Entries with figure data
+++++
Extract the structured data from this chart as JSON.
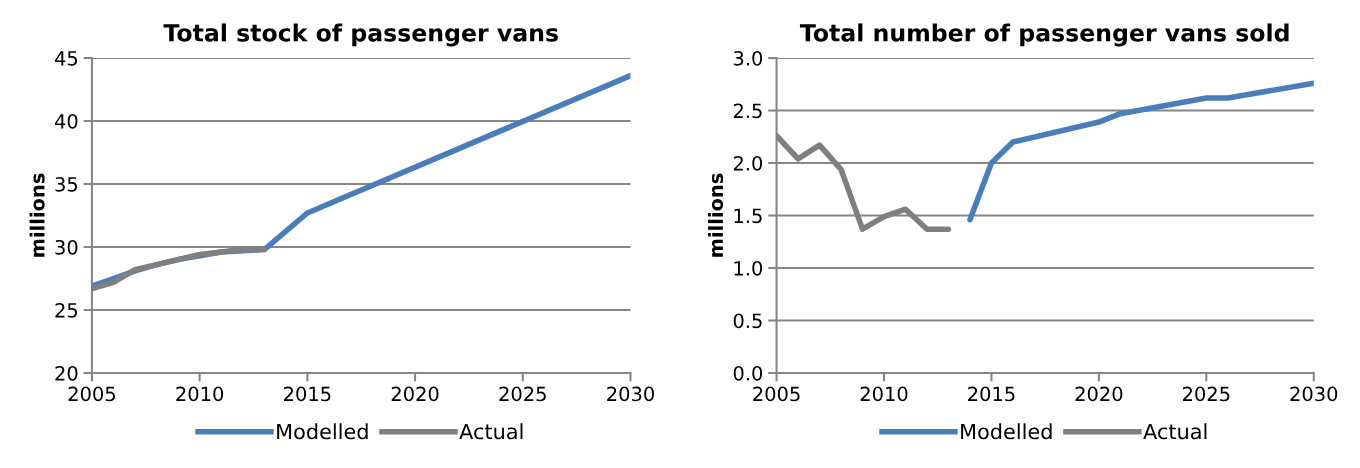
{
  "chart_data": [
    {
      "type": "line",
      "title": "Total stock of passenger vans",
      "ylabel": "millions",
      "xlim": [
        2005,
        2030
      ],
      "xticks": [
        2005,
        2010,
        2015,
        2020,
        2025,
        2030
      ],
      "ylim": [
        20,
        45
      ],
      "yticks": [
        20,
        25,
        30,
        35,
        40,
        45
      ],
      "grid": "y",
      "legend": "bottom",
      "line_style": "solid",
      "marker": "none",
      "series": [
        {
          "name": "Modelled",
          "color": "#4a7ebb",
          "x": [
            2005,
            2006,
            2007,
            2008,
            2009,
            2010,
            2011,
            2012,
            2013,
            2015,
            2030
          ],
          "values": [
            26.9,
            27.5,
            28.1,
            28.6,
            29.0,
            29.3,
            29.6,
            29.7,
            29.8,
            32.7,
            43.6
          ]
        },
        {
          "name": "Actual",
          "color": "#7f7f7f",
          "x": [
            2005,
            2006,
            2007,
            2008,
            2009,
            2010,
            2011,
            2012,
            2013
          ],
          "values": [
            26.7,
            27.2,
            28.2,
            28.6,
            29.0,
            29.4,
            29.6,
            29.8,
            29.8
          ]
        }
      ]
    },
    {
      "type": "line",
      "title": "Total number of passenger vans sold",
      "ylabel": "millions",
      "xlim": [
        2005,
        2030
      ],
      "xticks": [
        2005,
        2010,
        2015,
        2020,
        2025,
        2030
      ],
      "ylim": [
        0,
        3
      ],
      "yticks": [
        {
          "value": 0,
          "label": "0.0"
        },
        0.5,
        {
          "value": 1,
          "label": "1.0"
        },
        1.5,
        {
          "value": 2,
          "label": "2.0"
        },
        2.5,
        {
          "value": 3,
          "label": "3.0"
        }
      ],
      "grid": "y",
      "legend": "bottom",
      "line_style": "solid",
      "marker": "none",
      "series": [
        {
          "name": "Modelled",
          "color": "#4a7ebb",
          "x": [
            2014,
            2015,
            2016,
            2020,
            2021,
            2025,
            2026,
            2030
          ],
          "values": [
            1.46,
            2.0,
            2.2,
            2.39,
            2.47,
            2.62,
            2.62,
            2.76
          ]
        },
        {
          "name": "Actual",
          "color": "#7f7f7f",
          "x": [
            2005,
            2006,
            2007,
            2008,
            2009,
            2010,
            2011,
            2012,
            2013
          ],
          "values": [
            2.26,
            2.04,
            2.17,
            1.94,
            1.37,
            1.49,
            1.56,
            1.37,
            1.37
          ]
        }
      ]
    }
  ]
}
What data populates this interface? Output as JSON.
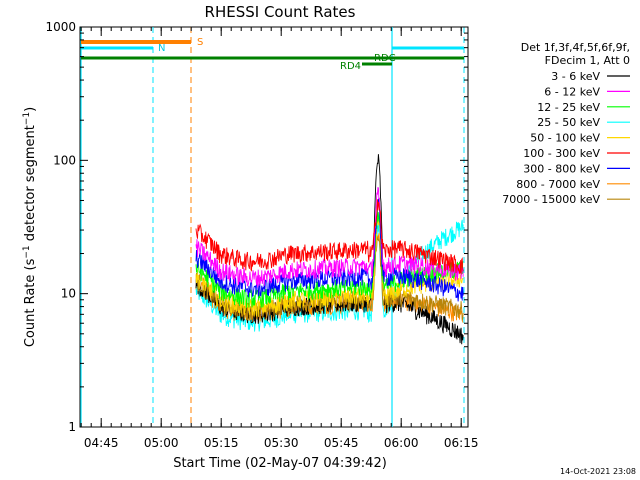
{
  "chart_data": {
    "type": "line",
    "title": "RHESSI Count Rates",
    "xlabel": "Start Time (02-May-07 04:39:42)",
    "ylabel_main": "Count Rate (s",
    "ylabel_sup1": "−1",
    "ylabel_mid": " detector segment",
    "ylabel_sup2": "−1",
    "ylabel_end": ")",
    "y_scale": "log",
    "ylim": [
      1,
      1000
    ],
    "xlim_minutes": [
      0,
      97
    ],
    "x_ticks": [
      {
        "label": "04:45",
        "minute": 5.3
      },
      {
        "label": "05:00",
        "minute": 20.3
      },
      {
        "label": "05:15",
        "minute": 35.3
      },
      {
        "label": "05:30",
        "minute": 50.3
      },
      {
        "label": "05:45",
        "minute": 65.3
      },
      {
        "label": "06:00",
        "minute": 80.3
      },
      {
        "label": "06:15",
        "minute": 95.3
      }
    ],
    "y_ticks": [
      {
        "label": "1",
        "value": 1
      },
      {
        "label": "10",
        "value": 10
      },
      {
        "label": "100",
        "value": 100
      },
      {
        "label": "1000",
        "value": 1000
      }
    ],
    "legend_header": [
      "Det 1f,3f,4f,5f,6f,9f,",
      "FDecim 1, Att 0"
    ],
    "series": [
      {
        "name": "3 - 6 keV",
        "color": "#000000",
        "base": 8.0,
        "peak": 100,
        "end": 4.8
      },
      {
        "name": "6 - 12 keV",
        "color": "#ff00ff",
        "base": 15.0,
        "peak": 55,
        "end": 14.5
      },
      {
        "name": "12 - 25 keV",
        "color": "#00ff00",
        "base": 10.5,
        "peak": 40,
        "end": 15.5
      },
      {
        "name": "25 - 50 keV",
        "color": "#00ffff",
        "base": 7.0,
        "peak": 30,
        "end": 32
      },
      {
        "name": "50 - 100 keV",
        "color": "#ffd700",
        "base": 9.0,
        "peak": 35,
        "end": 13
      },
      {
        "name": "100 - 300 keV",
        "color": "#ff0000",
        "base": 20.0,
        "peak": 50,
        "end": 16
      },
      {
        "name": "300 - 800 keV",
        "color": "#0000ff",
        "base": 12.5,
        "peak": 45,
        "end": 10
      },
      {
        "name": "800 - 7000 keV",
        "color": "#ff8c00",
        "base": 8.0,
        "peak": 30,
        "end": 7
      },
      {
        "name": "7000 - 15000 keV",
        "color": "#b8860b",
        "base": 8.5,
        "peak": 28,
        "end": 7.5
      }
    ],
    "annotations": [
      {
        "label": "S",
        "color": "#ff8000"
      },
      {
        "label": "N",
        "color": "#00e5ff"
      },
      {
        "label": "RDC",
        "color": "#008000"
      },
      {
        "label": "RD4",
        "color": "#008000"
      }
    ],
    "footer_timestamp": "14-Oct-2021 23:08"
  },
  "colors": {
    "attenuator_s": "#ff8000",
    "night": "#00e5ff",
    "decimation": "#008000"
  }
}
+++++
PROMPT: Restate each entry word for word, please, but drop any images it holds.

ANSWER TO THE PROBLEM:
Extract the structured data from this chart as JSON.
{
  "chart_data": [
    {
      "type": "line",
      "title": "Total stock of passenger vans",
      "ylabel": "millions",
      "xlim": [
        2005,
        2030
      ],
      "xticks": [
        2005,
        2010,
        2015,
        2020,
        2025,
        2030
      ],
      "ylim": [
        20,
        45
      ],
      "yticks": [
        20,
        25,
        30,
        35,
        40,
        45
      ],
      "grid": "y",
      "legend": "bottom",
      "line_style": "solid",
      "marker": "none",
      "series": [
        {
          "name": "Modelled",
          "color": "#4a7ebb",
          "x": [
            2005,
            2006,
            2007,
            2008,
            2009,
            2010,
            2011,
            2012,
            2013,
            2015,
            2030
          ],
          "values": [
            26.9,
            27.5,
            28.1,
            28.6,
            29.0,
            29.3,
            29.6,
            29.7,
            29.8,
            32.7,
            43.6
          ]
        },
        {
          "name": "Actual",
          "color": "#7f7f7f",
          "x": [
            2005,
            2006,
            2007,
            2008,
            2009,
            2010,
            2011,
            2012,
            2013
          ],
          "values": [
            26.7,
            27.2,
            28.2,
            28.6,
            29.0,
            29.4,
            29.6,
            29.8,
            29.8
          ]
        }
      ]
    },
    {
      "type": "line",
      "title": "Total number of passenger vans sold",
      "ylabel": "millions",
      "xlim": [
        2005,
        2030
      ],
      "xticks": [
        2005,
        2010,
        2015,
        2020,
        2025,
        2030
      ],
      "ylim": [
        0,
        3
      ],
      "yticks": [
        {
          "value": 0,
          "label": "0.0"
        },
        0.5,
        {
          "value": 1,
          "label": "1.0"
        },
        1.5,
        {
          "value": 2,
          "label": "2.0"
        },
        2.5,
        {
          "value": 3,
          "label": "3.0"
        }
      ],
      "grid": "y",
      "legend": "bottom",
      "line_style": "solid",
      "marker": "none",
      "series": [
        {
          "name": "Modelled",
          "color": "#4a7ebb",
          "x": [
            2014,
            2015,
            2016,
            2020,
            2021,
            2025,
            2026,
            2030
          ],
          "values": [
            1.46,
            2.0,
            2.2,
            2.39,
            2.47,
            2.62,
            2.62,
            2.76
          ]
        },
        {
          "name": "Actual",
          "color": "#7f7f7f",
          "x": [
            2005,
            2006,
            2007,
            2008,
            2009,
            2010,
            2011,
            2012,
            2013
          ],
          "values": [
            2.26,
            2.04,
            2.17,
            1.94,
            1.37,
            1.49,
            1.56,
            1.37,
            1.37
          ]
        }
      ]
    }
  ]
}
What data populates this interface? Output as JSON.
{
  "chart_data": {
    "type": "line",
    "title": "RHESSI Count Rates",
    "xlabel": "Start Time (02-May-07 04:39:42)",
    "ylabel_main": "Count Rate (s",
    "ylabel_sup1": "−1",
    "ylabel_mid": " detector segment",
    "ylabel_sup2": "−1",
    "ylabel_end": ")",
    "y_scale": "log",
    "ylim": [
      1,
      1000
    ],
    "xlim_minutes": [
      0,
      97
    ],
    "x_ticks": [
      {
        "label": "04:45",
        "minute": 5.3
      },
      {
        "label": "05:00",
        "minute": 20.3
      },
      {
        "label": "05:15",
        "minute": 35.3
      },
      {
        "label": "05:30",
        "minute": 50.3
      },
      {
        "label": "05:45",
        "minute": 65.3
      },
      {
        "label": "06:00",
        "minute": 80.3
      },
      {
        "label": "06:15",
        "minute": 95.3
      }
    ],
    "y_ticks": [
      {
        "label": "1",
        "value": 1
      },
      {
        "label": "10",
        "value": 10
      },
      {
        "label": "100",
        "value": 100
      },
      {
        "label": "1000",
        "value": 1000
      }
    ],
    "legend_header": [
      "Det 1f,3f,4f,5f,6f,9f,",
      "FDecim 1, Att 0"
    ],
    "series": [
      {
        "name": "3 - 6 keV",
        "color": "#000000",
        "base": 8.0,
        "peak": 100,
        "end": 4.8
      },
      {
        "name": "6 - 12 keV",
        "color": "#ff00ff",
        "base": 15.0,
        "peak": 55,
        "end": 14.5
      },
      {
        "name": "12 - 25 keV",
        "color": "#00ff00",
        "base": 10.5,
        "peak": 40,
        "end": 15.5
      },
      {
        "name": "25 - 50 keV",
        "color": "#00ffff",
        "base": 7.0,
        "peak": 30,
        "end": 32
      },
      {
        "name": "50 - 100 keV",
        "color": "#ffd700",
        "base": 9.0,
        "peak": 35,
        "end": 13
      },
      {
        "name": "100 - 300 keV",
        "color": "#ff0000",
        "base": 20.0,
        "peak": 50,
        "end": 16
      },
      {
        "name": "300 - 800 keV",
        "color": "#0000ff",
        "base": 12.5,
        "peak": 45,
        "end": 10
      },
      {
        "name": "800 - 7000 keV",
        "color": "#ff8c00",
        "base": 8.0,
        "peak": 30,
        "end": 7
      },
      {
        "name": "7000 - 15000 keV",
        "color": "#b8860b",
        "base": 8.5,
        "peak": 28,
        "end": 7.5
      }
    ],
    "annotations": [
      {
        "label": "S",
        "color": "#ff8000"
      },
      {
        "label": "N",
        "color": "#00e5ff"
      },
      {
        "label": "RDC",
        "color": "#008000"
      },
      {
        "label": "RD4",
        "color": "#008000"
      }
    ],
    "footer_timestamp": "14-Oct-2021 23:08"
  },
  "colors": {
    "attenuator_s": "#ff8000",
    "night": "#00e5ff",
    "decimation": "#008000"
  }
}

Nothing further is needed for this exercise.